**Exercise task**
Find every line in the records below that contains the word "High", and copy each such line.

>> start Data section

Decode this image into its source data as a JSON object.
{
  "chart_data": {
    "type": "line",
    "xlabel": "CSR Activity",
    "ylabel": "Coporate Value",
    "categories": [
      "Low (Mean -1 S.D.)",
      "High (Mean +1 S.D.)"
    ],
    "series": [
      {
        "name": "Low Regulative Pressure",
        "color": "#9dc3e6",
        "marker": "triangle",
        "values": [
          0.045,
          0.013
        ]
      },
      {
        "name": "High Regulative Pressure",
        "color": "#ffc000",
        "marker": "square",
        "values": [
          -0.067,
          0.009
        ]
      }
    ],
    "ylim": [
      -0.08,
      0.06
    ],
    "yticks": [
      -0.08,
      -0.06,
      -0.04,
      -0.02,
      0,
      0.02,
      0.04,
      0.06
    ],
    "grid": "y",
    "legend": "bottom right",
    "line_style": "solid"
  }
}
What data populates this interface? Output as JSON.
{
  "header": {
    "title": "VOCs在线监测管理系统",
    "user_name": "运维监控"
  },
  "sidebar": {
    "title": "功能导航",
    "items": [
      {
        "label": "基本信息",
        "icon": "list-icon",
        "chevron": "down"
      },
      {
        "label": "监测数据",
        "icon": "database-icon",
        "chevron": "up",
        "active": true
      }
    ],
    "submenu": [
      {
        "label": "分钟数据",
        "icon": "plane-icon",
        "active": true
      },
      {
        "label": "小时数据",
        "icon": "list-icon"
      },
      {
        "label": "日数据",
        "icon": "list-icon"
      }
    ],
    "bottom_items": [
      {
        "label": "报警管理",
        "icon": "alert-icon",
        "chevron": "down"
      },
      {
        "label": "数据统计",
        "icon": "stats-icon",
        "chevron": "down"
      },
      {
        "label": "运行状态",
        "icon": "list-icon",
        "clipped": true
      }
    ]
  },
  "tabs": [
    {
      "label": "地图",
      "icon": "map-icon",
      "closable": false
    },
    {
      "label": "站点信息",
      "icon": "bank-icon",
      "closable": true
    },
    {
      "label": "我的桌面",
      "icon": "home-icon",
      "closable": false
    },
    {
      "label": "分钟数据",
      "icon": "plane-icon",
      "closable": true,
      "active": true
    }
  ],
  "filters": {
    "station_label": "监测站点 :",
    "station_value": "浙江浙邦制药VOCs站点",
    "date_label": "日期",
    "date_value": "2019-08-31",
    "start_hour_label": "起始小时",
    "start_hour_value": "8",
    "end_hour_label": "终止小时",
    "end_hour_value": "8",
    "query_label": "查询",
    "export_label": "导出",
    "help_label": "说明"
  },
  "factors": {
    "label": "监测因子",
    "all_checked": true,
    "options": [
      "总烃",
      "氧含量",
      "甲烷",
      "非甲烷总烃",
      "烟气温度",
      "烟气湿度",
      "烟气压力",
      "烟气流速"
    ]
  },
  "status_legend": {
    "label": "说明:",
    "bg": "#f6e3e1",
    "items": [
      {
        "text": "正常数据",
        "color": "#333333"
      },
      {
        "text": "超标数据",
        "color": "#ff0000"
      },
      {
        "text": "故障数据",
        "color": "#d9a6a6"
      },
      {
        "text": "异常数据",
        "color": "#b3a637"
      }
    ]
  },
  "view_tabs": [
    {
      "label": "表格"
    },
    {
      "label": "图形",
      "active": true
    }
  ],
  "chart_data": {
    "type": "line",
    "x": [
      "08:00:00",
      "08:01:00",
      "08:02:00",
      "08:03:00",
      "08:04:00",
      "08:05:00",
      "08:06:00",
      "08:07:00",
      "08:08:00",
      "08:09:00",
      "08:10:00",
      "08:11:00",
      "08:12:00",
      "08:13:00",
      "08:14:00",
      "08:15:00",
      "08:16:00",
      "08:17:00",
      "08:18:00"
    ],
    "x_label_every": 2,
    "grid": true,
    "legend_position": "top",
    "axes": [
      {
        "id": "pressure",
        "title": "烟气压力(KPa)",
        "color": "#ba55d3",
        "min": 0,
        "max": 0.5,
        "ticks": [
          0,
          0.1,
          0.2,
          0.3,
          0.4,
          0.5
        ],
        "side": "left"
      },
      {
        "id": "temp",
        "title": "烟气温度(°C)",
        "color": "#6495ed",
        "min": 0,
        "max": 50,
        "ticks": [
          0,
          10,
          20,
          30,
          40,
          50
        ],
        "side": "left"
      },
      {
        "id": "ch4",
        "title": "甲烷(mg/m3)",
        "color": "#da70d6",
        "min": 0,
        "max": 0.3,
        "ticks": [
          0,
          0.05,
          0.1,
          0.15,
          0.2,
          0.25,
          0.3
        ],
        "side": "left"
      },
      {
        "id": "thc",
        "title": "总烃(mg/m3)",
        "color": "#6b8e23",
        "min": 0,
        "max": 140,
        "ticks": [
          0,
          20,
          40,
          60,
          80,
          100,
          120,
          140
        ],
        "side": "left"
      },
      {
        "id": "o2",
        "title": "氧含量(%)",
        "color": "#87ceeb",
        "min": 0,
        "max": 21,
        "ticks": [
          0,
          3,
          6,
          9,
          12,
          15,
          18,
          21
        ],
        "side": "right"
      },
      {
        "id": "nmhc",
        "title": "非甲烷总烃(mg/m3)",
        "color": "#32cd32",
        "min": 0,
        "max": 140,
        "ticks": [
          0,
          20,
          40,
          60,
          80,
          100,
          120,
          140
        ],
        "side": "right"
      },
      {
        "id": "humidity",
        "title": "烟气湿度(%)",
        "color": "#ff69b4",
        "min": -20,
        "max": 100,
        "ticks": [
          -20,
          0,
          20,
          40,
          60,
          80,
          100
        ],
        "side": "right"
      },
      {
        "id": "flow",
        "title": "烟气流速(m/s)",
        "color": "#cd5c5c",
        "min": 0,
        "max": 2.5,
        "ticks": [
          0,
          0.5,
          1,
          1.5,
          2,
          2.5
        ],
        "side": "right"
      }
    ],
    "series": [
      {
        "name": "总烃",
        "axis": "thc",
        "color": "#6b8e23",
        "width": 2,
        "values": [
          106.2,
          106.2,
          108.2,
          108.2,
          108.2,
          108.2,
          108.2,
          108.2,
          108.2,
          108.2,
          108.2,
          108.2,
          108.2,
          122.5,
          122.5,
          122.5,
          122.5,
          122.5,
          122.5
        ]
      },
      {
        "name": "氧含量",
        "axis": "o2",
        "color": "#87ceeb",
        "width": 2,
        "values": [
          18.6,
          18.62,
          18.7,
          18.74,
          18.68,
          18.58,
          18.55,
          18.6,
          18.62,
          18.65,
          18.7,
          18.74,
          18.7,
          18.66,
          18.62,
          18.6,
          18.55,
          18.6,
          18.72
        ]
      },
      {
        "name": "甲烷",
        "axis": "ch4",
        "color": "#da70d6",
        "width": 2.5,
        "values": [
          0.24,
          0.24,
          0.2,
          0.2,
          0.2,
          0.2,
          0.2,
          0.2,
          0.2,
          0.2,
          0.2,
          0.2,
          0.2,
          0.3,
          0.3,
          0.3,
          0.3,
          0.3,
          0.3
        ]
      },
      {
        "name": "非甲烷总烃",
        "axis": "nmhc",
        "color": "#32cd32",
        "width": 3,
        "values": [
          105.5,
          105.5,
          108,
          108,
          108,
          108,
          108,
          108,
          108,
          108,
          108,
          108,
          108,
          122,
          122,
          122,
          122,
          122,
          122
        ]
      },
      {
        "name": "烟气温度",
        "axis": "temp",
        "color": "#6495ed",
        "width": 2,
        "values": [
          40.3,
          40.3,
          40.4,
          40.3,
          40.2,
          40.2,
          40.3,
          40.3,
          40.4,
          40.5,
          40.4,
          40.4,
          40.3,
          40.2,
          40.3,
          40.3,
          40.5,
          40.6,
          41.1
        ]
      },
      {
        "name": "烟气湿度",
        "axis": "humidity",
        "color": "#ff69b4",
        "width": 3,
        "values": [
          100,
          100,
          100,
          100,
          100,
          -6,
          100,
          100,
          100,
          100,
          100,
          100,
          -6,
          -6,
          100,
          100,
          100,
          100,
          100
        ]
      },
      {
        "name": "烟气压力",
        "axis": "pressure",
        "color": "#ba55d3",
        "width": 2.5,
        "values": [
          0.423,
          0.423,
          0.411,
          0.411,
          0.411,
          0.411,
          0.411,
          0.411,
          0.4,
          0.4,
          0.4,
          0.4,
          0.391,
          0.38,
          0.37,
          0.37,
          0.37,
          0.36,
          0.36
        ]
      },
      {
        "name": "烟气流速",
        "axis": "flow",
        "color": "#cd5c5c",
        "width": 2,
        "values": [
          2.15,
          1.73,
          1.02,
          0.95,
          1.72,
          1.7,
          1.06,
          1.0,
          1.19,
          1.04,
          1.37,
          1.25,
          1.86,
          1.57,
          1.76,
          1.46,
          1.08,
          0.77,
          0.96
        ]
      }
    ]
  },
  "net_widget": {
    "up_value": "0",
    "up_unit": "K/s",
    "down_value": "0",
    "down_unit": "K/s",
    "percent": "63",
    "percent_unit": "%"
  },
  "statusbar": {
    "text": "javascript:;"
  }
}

>> end Data section

**Correct answer**
      "High (Mean +1 S.D.)"
        "name": "High Regulative Pressure",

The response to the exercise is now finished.